(Dataset records)

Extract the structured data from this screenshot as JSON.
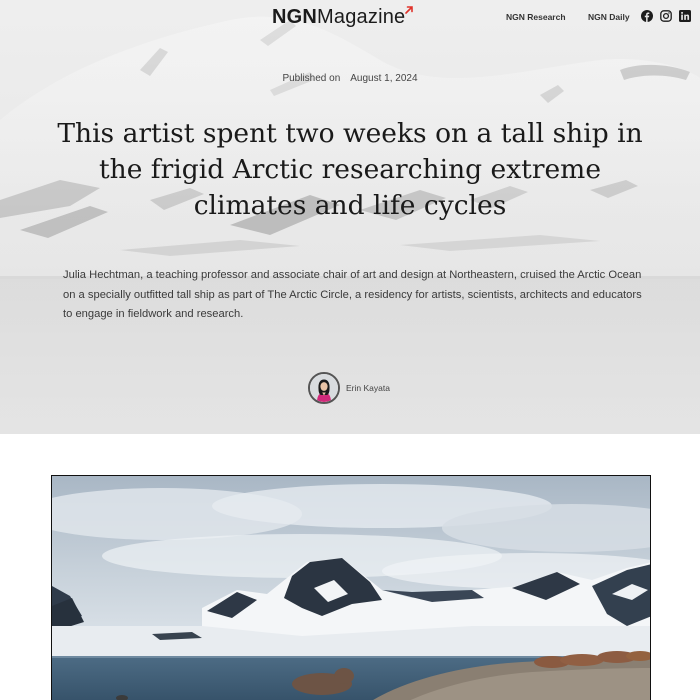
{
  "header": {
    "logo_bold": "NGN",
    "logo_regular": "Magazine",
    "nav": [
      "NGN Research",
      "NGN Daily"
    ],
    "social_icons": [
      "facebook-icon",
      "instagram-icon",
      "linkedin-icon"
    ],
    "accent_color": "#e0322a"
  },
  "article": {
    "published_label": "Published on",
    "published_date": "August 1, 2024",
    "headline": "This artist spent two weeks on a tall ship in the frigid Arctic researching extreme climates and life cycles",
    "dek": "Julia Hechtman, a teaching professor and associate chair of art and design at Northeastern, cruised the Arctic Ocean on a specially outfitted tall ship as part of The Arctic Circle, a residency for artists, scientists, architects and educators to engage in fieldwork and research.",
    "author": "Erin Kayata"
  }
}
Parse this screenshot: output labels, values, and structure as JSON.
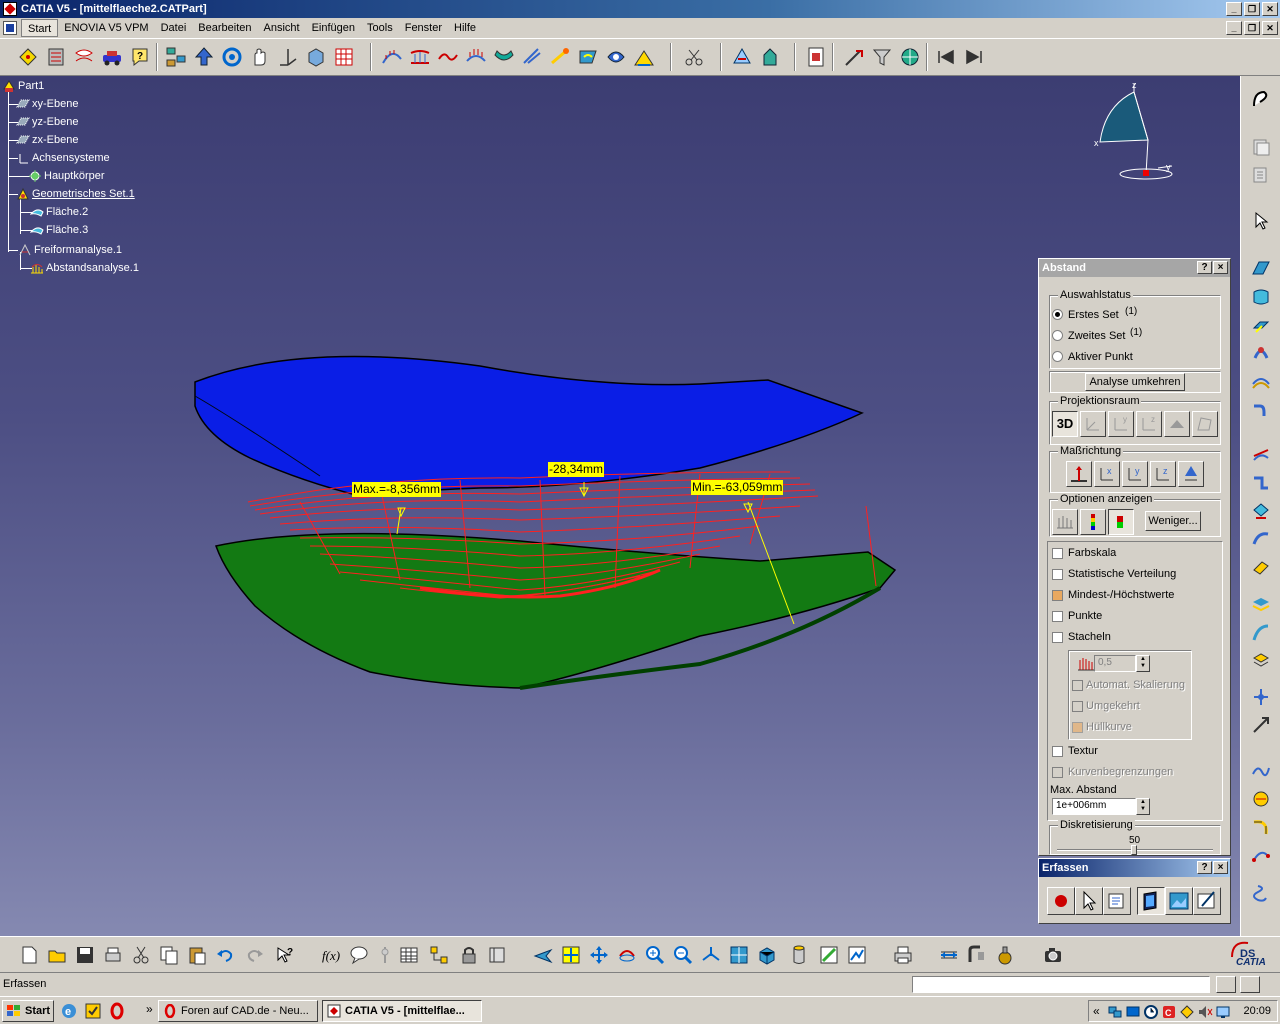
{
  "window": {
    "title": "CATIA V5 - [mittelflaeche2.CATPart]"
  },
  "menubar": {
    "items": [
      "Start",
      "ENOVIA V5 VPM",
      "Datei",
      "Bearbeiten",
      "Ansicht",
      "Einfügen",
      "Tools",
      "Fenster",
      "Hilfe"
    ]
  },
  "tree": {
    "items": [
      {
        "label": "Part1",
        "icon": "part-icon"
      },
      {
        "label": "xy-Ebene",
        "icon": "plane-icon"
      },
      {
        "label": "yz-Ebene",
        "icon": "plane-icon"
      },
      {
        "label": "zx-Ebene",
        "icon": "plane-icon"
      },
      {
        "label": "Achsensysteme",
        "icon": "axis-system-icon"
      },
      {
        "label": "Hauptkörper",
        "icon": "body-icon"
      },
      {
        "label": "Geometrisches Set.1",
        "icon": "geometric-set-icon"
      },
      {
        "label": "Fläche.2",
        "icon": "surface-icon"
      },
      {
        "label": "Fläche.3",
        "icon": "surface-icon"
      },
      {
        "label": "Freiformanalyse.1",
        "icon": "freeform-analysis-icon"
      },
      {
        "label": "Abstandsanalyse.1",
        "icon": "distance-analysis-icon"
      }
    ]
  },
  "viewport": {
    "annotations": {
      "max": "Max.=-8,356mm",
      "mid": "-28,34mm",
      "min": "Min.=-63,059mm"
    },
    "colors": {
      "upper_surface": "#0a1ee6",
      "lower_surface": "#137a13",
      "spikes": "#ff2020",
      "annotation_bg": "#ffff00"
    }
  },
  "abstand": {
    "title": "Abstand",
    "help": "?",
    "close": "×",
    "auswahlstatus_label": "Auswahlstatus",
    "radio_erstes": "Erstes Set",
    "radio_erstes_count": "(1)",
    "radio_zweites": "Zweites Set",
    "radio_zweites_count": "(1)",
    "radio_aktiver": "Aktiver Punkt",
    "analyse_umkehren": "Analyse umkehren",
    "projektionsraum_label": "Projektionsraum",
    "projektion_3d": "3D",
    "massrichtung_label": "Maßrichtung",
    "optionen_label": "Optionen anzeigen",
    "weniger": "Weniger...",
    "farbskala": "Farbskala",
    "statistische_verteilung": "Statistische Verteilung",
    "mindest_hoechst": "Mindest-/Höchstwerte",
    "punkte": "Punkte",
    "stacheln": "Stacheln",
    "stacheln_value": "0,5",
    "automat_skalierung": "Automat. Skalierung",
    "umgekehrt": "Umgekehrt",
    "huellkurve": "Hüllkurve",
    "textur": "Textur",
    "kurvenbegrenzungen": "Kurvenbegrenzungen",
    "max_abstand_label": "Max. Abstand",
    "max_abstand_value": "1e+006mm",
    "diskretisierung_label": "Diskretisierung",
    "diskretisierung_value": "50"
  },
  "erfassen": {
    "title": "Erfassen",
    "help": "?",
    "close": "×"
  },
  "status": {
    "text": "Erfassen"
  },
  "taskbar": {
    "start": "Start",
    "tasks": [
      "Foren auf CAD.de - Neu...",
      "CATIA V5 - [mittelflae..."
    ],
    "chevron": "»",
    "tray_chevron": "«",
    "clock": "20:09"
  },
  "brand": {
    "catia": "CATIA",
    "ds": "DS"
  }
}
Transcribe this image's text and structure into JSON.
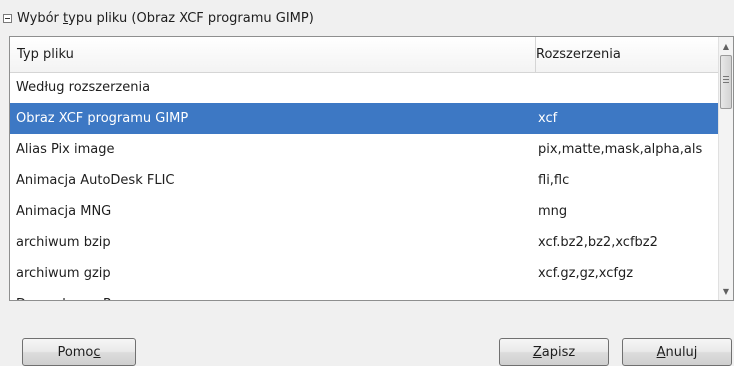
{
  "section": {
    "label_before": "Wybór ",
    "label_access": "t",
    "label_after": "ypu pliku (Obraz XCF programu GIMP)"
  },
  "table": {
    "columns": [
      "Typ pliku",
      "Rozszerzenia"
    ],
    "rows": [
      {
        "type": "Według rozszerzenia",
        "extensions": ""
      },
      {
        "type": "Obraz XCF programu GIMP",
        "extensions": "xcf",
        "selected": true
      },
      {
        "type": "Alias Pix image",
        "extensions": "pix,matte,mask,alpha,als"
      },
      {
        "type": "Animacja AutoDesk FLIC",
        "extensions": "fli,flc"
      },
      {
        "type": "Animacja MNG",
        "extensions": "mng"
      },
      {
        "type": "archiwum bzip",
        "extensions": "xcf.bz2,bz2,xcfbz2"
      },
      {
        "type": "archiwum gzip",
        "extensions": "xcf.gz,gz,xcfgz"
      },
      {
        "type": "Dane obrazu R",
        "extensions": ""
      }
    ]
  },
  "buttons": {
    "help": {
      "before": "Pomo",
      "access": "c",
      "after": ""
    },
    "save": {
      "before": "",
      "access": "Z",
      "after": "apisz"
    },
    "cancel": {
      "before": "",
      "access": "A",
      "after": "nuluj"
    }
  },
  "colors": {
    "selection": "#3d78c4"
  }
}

The problem: Your answer should be one number: how many lines in the material above contain the string "title".

Written response: 3